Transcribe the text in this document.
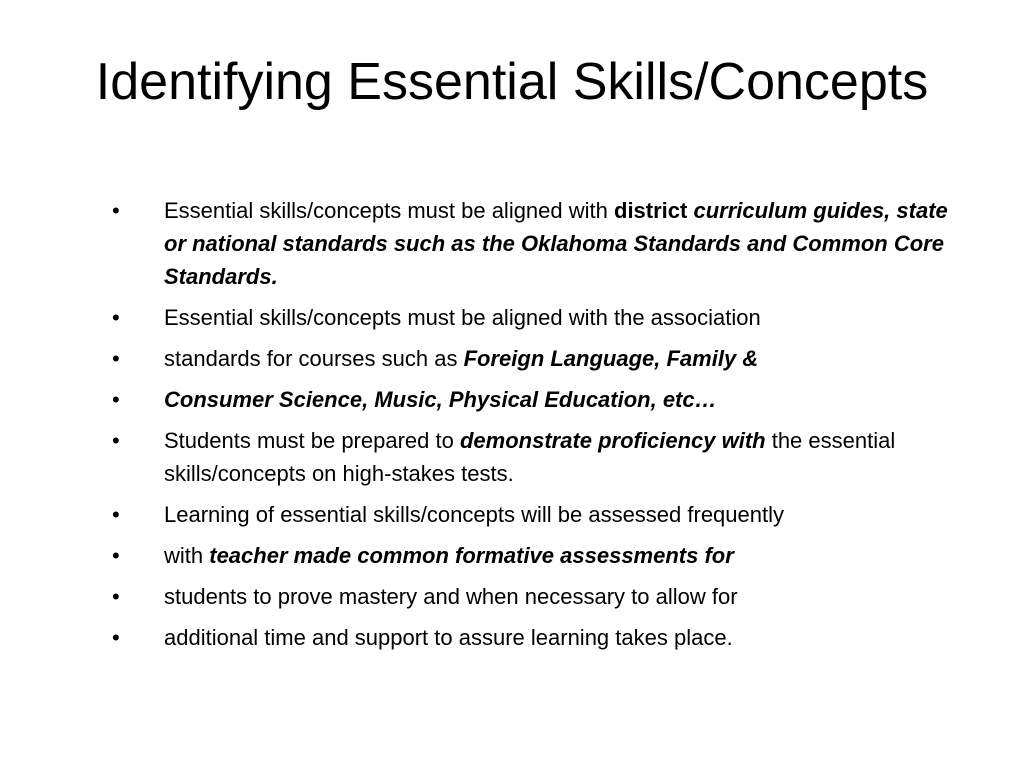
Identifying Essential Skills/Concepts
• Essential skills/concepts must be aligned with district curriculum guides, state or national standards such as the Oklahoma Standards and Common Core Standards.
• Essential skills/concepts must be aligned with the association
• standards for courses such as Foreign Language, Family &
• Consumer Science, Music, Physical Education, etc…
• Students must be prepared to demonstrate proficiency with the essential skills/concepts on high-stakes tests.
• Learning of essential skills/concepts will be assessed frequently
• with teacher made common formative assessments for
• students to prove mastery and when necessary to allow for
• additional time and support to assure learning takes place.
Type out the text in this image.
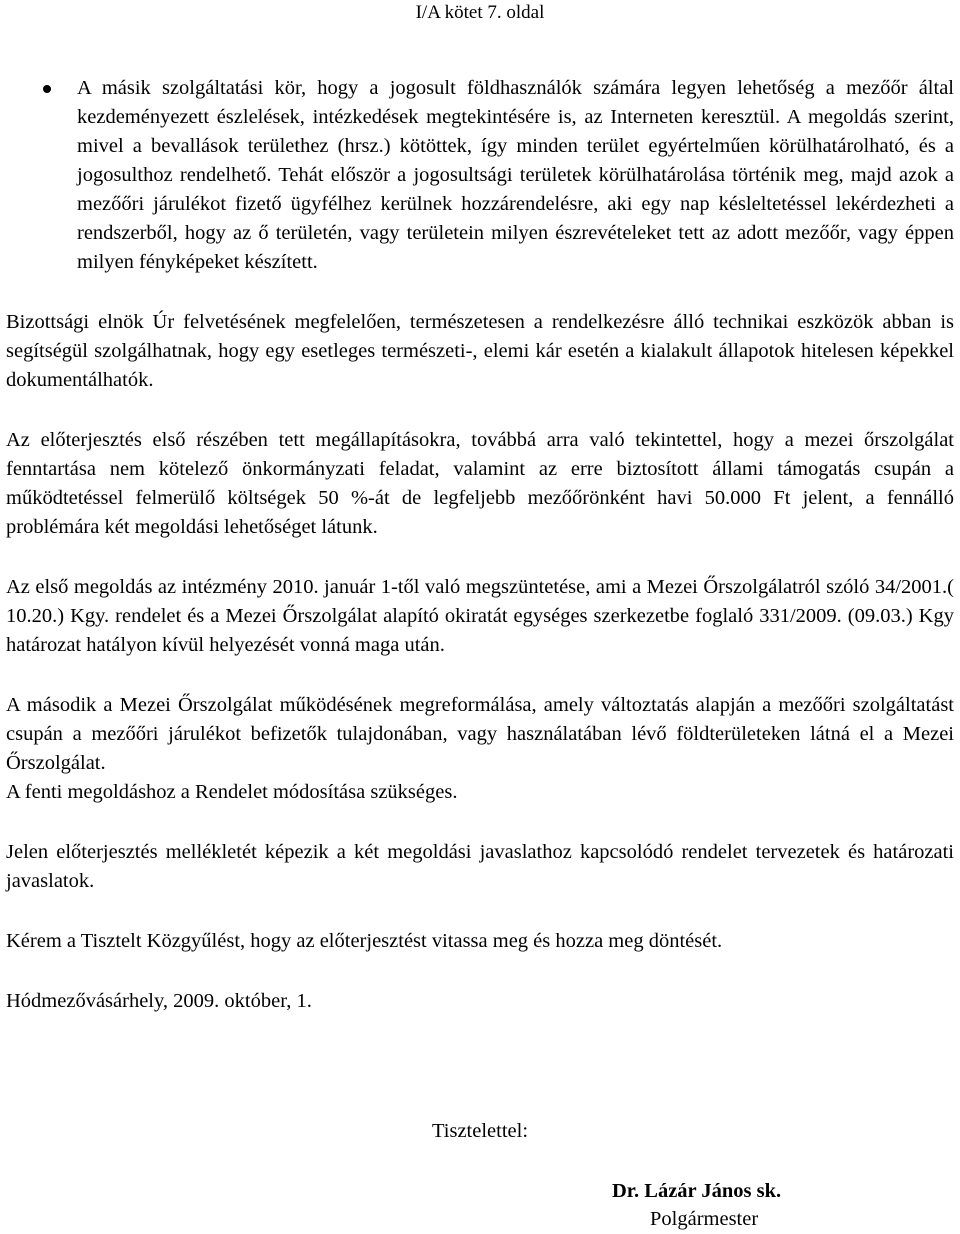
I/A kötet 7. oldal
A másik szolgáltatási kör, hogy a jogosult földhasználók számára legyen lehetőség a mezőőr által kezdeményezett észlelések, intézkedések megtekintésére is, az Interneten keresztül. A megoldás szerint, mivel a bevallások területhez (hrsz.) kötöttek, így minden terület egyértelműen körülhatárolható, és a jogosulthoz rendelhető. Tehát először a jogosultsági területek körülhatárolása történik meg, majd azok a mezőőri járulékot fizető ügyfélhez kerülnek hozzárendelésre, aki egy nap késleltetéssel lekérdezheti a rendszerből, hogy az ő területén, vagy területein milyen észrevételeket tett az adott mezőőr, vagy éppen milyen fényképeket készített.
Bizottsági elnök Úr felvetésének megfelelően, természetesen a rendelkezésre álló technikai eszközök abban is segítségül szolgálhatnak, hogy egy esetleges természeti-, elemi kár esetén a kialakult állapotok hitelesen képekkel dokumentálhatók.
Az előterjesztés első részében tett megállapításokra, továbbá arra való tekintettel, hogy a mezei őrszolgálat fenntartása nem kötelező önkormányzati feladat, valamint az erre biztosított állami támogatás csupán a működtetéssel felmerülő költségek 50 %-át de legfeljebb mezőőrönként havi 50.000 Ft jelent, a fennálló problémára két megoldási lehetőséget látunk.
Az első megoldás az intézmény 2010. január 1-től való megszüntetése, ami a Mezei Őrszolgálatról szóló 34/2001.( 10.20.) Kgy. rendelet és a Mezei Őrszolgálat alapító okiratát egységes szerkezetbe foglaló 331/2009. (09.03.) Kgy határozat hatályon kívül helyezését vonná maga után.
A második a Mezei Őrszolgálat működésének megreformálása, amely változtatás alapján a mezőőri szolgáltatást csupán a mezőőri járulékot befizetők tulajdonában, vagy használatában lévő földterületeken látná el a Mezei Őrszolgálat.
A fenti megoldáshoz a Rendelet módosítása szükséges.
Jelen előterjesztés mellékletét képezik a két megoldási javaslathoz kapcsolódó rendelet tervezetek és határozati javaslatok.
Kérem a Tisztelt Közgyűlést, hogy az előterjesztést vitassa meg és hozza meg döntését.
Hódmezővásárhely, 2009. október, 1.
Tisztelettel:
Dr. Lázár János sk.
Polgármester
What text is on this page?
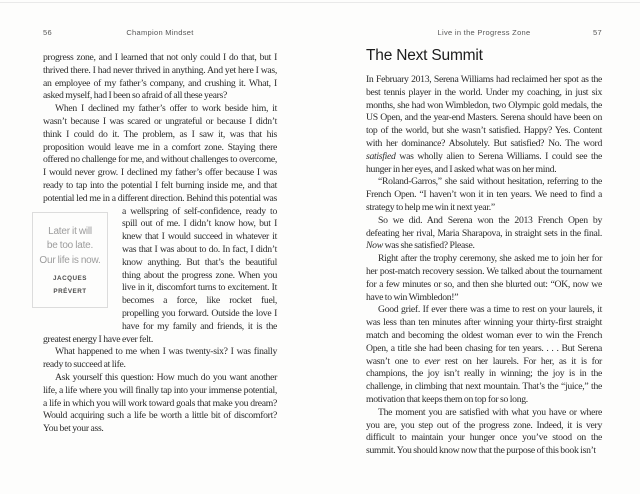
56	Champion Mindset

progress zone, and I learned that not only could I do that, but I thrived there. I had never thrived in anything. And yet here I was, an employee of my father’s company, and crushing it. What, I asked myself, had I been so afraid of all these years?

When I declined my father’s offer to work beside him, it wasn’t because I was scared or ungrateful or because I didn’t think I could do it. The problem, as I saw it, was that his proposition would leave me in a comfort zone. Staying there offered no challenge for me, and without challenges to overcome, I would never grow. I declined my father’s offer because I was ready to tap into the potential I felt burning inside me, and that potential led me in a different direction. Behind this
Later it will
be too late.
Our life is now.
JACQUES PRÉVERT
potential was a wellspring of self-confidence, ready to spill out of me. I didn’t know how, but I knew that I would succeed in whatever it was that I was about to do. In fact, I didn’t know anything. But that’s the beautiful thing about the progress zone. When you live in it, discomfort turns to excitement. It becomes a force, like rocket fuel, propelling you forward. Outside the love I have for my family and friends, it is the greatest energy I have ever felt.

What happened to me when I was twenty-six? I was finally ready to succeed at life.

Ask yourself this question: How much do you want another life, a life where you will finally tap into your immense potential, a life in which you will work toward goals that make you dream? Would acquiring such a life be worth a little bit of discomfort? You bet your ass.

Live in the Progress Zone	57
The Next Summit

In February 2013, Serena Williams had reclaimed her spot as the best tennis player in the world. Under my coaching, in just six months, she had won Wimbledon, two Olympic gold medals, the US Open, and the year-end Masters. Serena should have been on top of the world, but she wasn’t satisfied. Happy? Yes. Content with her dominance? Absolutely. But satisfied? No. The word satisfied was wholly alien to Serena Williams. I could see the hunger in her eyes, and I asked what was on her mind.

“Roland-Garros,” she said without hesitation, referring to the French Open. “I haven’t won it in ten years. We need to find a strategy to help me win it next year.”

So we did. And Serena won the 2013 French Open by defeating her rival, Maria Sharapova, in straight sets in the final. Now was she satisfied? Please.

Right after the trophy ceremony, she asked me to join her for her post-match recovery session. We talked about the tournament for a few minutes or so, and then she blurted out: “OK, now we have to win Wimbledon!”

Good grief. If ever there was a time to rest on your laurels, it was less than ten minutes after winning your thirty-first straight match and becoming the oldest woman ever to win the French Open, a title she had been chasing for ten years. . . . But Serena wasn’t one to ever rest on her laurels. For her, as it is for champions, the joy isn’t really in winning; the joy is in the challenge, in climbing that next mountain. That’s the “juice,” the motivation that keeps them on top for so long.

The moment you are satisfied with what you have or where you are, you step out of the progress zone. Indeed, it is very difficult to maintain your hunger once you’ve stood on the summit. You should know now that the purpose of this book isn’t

+ + + + +

Directive: Print the entries above exactly, taking out only the pictures.

Full solution:
Transcribe the text in this document.
Identifying Essential Skills/Concepts
• Essential skills/concepts must be aligned with district curriculum guides, state or national standards such as the Oklahoma Standards and Common Core Standards.
• Essential skills/concepts must be aligned with the association
• standards for courses such as Foreign Language, Family &
• Consumer Science, Music, Physical Education, etc…
• Students must be prepared to demonstrate proficiency with the essential skills/concepts on high-stakes tests.
• Learning of essential skills/concepts will be assessed frequently
• with teacher made common formative assessments for
• students to prove mastery and when necessary to allow for
• additional time and support to assure learning takes place.
Type out the text in this image.
I/A kötet 7. oldal
A másik szolgáltatási kör, hogy a jogosult földhasználók számára legyen lehetőség a mezőőr által kezdeményezett észlelések, intézkedések megtekintésére is, az Interneten keresztül. A megoldás szerint, mivel a bevallások területhez (hrsz.) kötöttek, így minden terület egyértelműen körülhatárolható, és a jogosulthoz rendelhető. Tehát először a jogosultsági területek körülhatárolása történik meg, majd azok a mezőőri járulékot fizető ügyfélhez kerülnek hozzárendelésre, aki egy nap késleltetéssel lekérdezheti a rendszerből, hogy az ő területén, vagy területein milyen észrevételeket tett az adott mezőőr, vagy éppen milyen fényképeket készített.
Bizottsági elnök Úr felvetésének megfelelően, természetesen a rendelkezésre álló technikai eszközök abban is segítségül szolgálhatnak, hogy egy esetleges természeti-, elemi kár esetén a kialakult állapotok hitelesen képekkel dokumentálhatók.
Az előterjesztés első részében tett megállapításokra, továbbá arra való tekintettel, hogy a mezei őrszolgálat fenntartása nem kötelező önkormányzati feladat, valamint az erre biztosított állami támogatás csupán a működtetéssel felmerülő költségek 50 %-át de legfeljebb mezőőrönként havi 50.000 Ft jelent, a fennálló problémára két megoldási lehetőséget látunk.
Az első megoldás az intézmény 2010. január 1-től való megszüntetése, ami a Mezei Őrszolgálatról szóló 34/2001.( 10.20.) Kgy. rendelet és a Mezei Őrszolgálat alapító okiratát egységes szerkezetbe foglaló 331/2009. (09.03.) Kgy határozat hatályon kívül helyezését vonná maga után.
A második a Mezei Őrszolgálat működésének megreformálása, amely változtatás alapján a mezőőri szolgáltatást csupán a mezőőri járulékot befizetők tulajdonában, vagy használatában lévő földterületeken látná el a Mezei Őrszolgálat.
A fenti megoldáshoz a Rendelet módosítása szükséges.
Jelen előterjesztés mellékletét képezik a két megoldási javaslathoz kapcsolódó rendelet tervezetek és határozati javaslatok.
Kérem a Tisztelt Közgyűlést, hogy az előterjesztést vitassa meg és hozza meg döntését.
Hódmezővásárhely, 2009. október, 1.
Tisztelettel:
Dr. Lázár János sk.
Polgármester
What text is on this page?
56	Champion Mindset

progress zone, and I learned that not only could I do that, but I thrived there. I had never thrived in anything. And yet here I was, an employee of my father’s company, and crushing it. What, I asked myself, had I been so afraid of all these years?

When I declined my father’s offer to work beside him, it wasn’t because I was scared or ungrateful or because I didn’t think I could do it. The problem, as I saw it, was that his proposition would leave me in a comfort zone. Staying there offered no challenge for me, and without challenges to overcome, I would never grow. I declined my father’s offer because I was ready to tap into the potential I felt burning inside me, and that potential led me in a different direction. Behind this
Later it will
be too late.
Our life is now.
JACQUES PRÉVERT
potential was a wellspring of self-confidence, ready to spill out of me. I didn’t know how, but I knew that I would succeed in whatever it was that I was about to do. In fact, I didn’t know anything. But that’s the beautiful thing about the progress zone. When you live in it, discomfort turns to excitement. It becomes a force, like rocket fuel, propelling you forward. Outside the love I have for my family and friends, it is the greatest energy I have ever felt.

What happened to me when I was twenty-six? I was finally ready to succeed at life.

Ask yourself this question: How much do you want another life, a life where you will finally tap into your immense potential, a life in which you will work toward goals that make you dream? Would acquiring such a life be worth a little bit of discomfort? You bet your ass.

Live in the Progress Zone	57
The Next Summit

In February 2013, Serena Williams had reclaimed her spot as the best tennis player in the world. Under my coaching, in just six months, she had won Wimbledon, two Olympic gold medals, the US Open, and the year-end Masters. Serena should have been on top of the world, but she wasn’t satisfied. Happy? Yes. Content with her dominance? Absolutely. But satisfied? No. The word satisfied was wholly alien to Serena Williams. I could see the hunger in her eyes, and I asked what was on her mind.

“Roland-Garros,” she said without hesitation, referring to the French Open. “I haven’t won it in ten years. We need to find a strategy to help me win it next year.”

So we did. And Serena won the 2013 French Open by defeating her rival, Maria Sharapova, in straight sets in the final. Now was she satisfied? Please.

Right after the trophy ceremony, she asked me to join her for her post-match recovery session. We talked about the tournament for a few minutes or so, and then she blurted out: “OK, now we have to win Wimbledon!”

Good grief. If ever there was a time to rest on your laurels, it was less than ten minutes after winning your thirty-first straight match and becoming the oldest woman ever to win the French Open, a title she had been chasing for ten years. . . . But Serena wasn’t one to ever rest on her laurels. For her, as it is for champions, the joy isn’t really in winning; the joy is in the challenge, in climbing that next mountain. That’s the “juice,” the motivation that keeps them on top for so long.

The moment you are satisfied with what you have or where you are, you step out of the progress zone. Indeed, it is very difficult to maintain your hunger once you’ve stood on the summit. You should know now that the purpose of this book isn’t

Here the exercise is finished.